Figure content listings
============

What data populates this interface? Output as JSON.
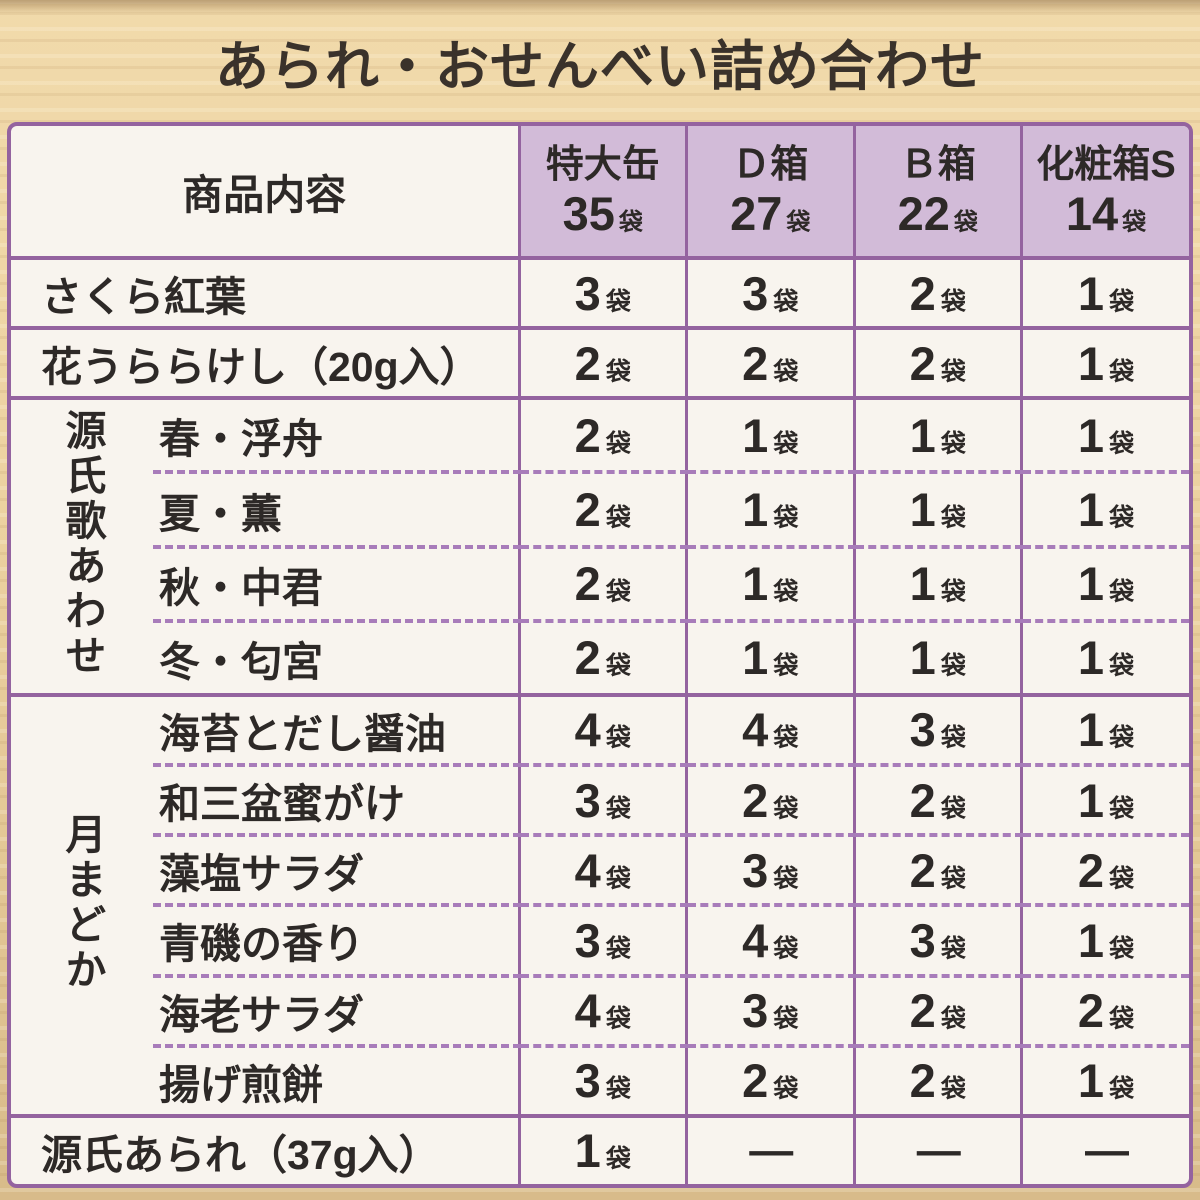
{
  "title": "あられ・おせんべい詰め合わせ",
  "colors": {
    "background_wood": "#eccf9e",
    "table_border_purple": "#94639f",
    "dashed_separator_purple": "#a87cba",
    "header_fill_purple": "#d2bbd8",
    "cell_cream": "#f8f4ee",
    "text_dark": "#2d2927"
  },
  "table": {
    "product_header": "商品内容",
    "unit": "袋",
    "columns": [
      {
        "name": "特大缶",
        "count": "35",
        "unit": "袋"
      },
      {
        "name": "Ｄ箱",
        "count": "27",
        "unit": "袋"
      },
      {
        "name": "Ｂ箱",
        "count": "22",
        "unit": "袋"
      },
      {
        "name": "化粧箱S",
        "count": "14",
        "unit": "袋"
      }
    ],
    "rows": [
      {
        "type": "simple",
        "label": "さくら紅葉",
        "values": [
          "3",
          "3",
          "2",
          "1"
        ]
      },
      {
        "type": "simple",
        "label": "花うららけし（20g入）",
        "values": [
          "2",
          "2",
          "2",
          "1"
        ]
      },
      {
        "type": "group",
        "group": "源氏歌あわせ",
        "items": [
          {
            "label": "春・浮舟",
            "values": [
              "2",
              "1",
              "1",
              "1"
            ]
          },
          {
            "label": "夏・薫",
            "values": [
              "2",
              "1",
              "1",
              "1"
            ]
          },
          {
            "label": "秋・中君",
            "values": [
              "2",
              "1",
              "1",
              "1"
            ]
          },
          {
            "label": "冬・匂宮",
            "values": [
              "2",
              "1",
              "1",
              "1"
            ]
          }
        ]
      },
      {
        "type": "group",
        "group": "月まどか",
        "items": [
          {
            "label": "海苔とだし醤油",
            "values": [
              "4",
              "4",
              "3",
              "1"
            ]
          },
          {
            "label": "和三盆蜜がけ",
            "values": [
              "3",
              "2",
              "2",
              "1"
            ]
          },
          {
            "label": "藻塩サラダ",
            "values": [
              "4",
              "3",
              "2",
              "2"
            ]
          },
          {
            "label": "青磯の香り",
            "values": [
              "3",
              "4",
              "3",
              "1"
            ]
          },
          {
            "label": "海老サラダ",
            "values": [
              "4",
              "3",
              "2",
              "2"
            ]
          },
          {
            "label": "揚げ煎餅",
            "values": [
              "3",
              "2",
              "2",
              "1"
            ]
          }
        ]
      },
      {
        "type": "simple",
        "label": "源氏あられ（37g入）",
        "values": [
          "1",
          "—",
          "—",
          "—"
        ]
      }
    ]
  }
}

============

Return the records exactly. Don't carry the pictures over.

What data populates this interface? Output as JSON.
{
  "title": "あられ・おせんべい詰め合わせ",
  "colors": {
    "background_wood": "#eccf9e",
    "table_border_purple": "#94639f",
    "dashed_separator_purple": "#a87cba",
    "header_fill_purple": "#d2bbd8",
    "cell_cream": "#f8f4ee",
    "text_dark": "#2d2927"
  },
  "table": {
    "product_header": "商品内容",
    "unit": "袋",
    "columns": [
      {
        "name": "特大缶",
        "count": "35",
        "unit": "袋"
      },
      {
        "name": "Ｄ箱",
        "count": "27",
        "unit": "袋"
      },
      {
        "name": "Ｂ箱",
        "count": "22",
        "unit": "袋"
      },
      {
        "name": "化粧箱S",
        "count": "14",
        "unit": "袋"
      }
    ],
    "rows": [
      {
        "type": "simple",
        "label": "さくら紅葉",
        "values": [
          "3",
          "3",
          "2",
          "1"
        ]
      },
      {
        "type": "simple",
        "label": "花うららけし（20g入）",
        "values": [
          "2",
          "2",
          "2",
          "1"
        ]
      },
      {
        "type": "group",
        "group": "源氏歌あわせ",
        "items": [
          {
            "label": "春・浮舟",
            "values": [
              "2",
              "1",
              "1",
              "1"
            ]
          },
          {
            "label": "夏・薫",
            "values": [
              "2",
              "1",
              "1",
              "1"
            ]
          },
          {
            "label": "秋・中君",
            "values": [
              "2",
              "1",
              "1",
              "1"
            ]
          },
          {
            "label": "冬・匂宮",
            "values": [
              "2",
              "1",
              "1",
              "1"
            ]
          }
        ]
      },
      {
        "type": "group",
        "group": "月まどか",
        "items": [
          {
            "label": "海苔とだし醤油",
            "values": [
              "4",
              "4",
              "3",
              "1"
            ]
          },
          {
            "label": "和三盆蜜がけ",
            "values": [
              "3",
              "2",
              "2",
              "1"
            ]
          },
          {
            "label": "藻塩サラダ",
            "values": [
              "4",
              "3",
              "2",
              "2"
            ]
          },
          {
            "label": "青磯の香り",
            "values": [
              "3",
              "4",
              "3",
              "1"
            ]
          },
          {
            "label": "海老サラダ",
            "values": [
              "4",
              "3",
              "2",
              "2"
            ]
          },
          {
            "label": "揚げ煎餅",
            "values": [
              "3",
              "2",
              "2",
              "1"
            ]
          }
        ]
      },
      {
        "type": "simple",
        "label": "源氏あられ（37g入）",
        "values": [
          "1",
          "—",
          "—",
          "—"
        ]
      }
    ]
  }
}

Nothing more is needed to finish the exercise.